### [Given problem]
Find the lines holding the string "Summer" in the data, then copy all of them.

### [Material supplied]
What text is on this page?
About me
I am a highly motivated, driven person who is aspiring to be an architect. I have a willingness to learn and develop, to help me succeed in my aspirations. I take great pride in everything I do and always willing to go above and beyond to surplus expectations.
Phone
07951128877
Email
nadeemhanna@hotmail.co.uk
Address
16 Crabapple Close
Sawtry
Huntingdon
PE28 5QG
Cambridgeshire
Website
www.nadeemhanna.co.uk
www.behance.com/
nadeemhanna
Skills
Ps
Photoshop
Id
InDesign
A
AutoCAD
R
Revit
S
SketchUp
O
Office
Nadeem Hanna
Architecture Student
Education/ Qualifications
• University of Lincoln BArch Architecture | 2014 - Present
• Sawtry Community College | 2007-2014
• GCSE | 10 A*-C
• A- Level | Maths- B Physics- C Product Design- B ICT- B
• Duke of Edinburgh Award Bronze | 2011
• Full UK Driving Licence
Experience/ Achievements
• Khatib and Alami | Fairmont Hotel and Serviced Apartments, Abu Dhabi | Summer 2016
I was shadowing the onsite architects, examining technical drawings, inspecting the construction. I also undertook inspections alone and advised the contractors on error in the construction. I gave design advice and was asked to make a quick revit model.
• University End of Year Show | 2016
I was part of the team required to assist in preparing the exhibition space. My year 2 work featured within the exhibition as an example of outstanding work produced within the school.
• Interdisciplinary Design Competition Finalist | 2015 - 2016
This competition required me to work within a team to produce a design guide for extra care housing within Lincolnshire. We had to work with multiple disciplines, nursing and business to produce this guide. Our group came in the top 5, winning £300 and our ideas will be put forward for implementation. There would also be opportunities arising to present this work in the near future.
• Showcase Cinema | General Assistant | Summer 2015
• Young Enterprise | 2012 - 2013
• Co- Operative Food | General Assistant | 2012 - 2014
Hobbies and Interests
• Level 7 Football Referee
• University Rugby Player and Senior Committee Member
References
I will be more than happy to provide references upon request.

### [Answer to this exercise]
• Khatib and Alami | Fairmont Hotel and Serviced Apartments, Abu Dhabi | Summer 2016
• Showcase Cinema | General Assistant | Summer 2015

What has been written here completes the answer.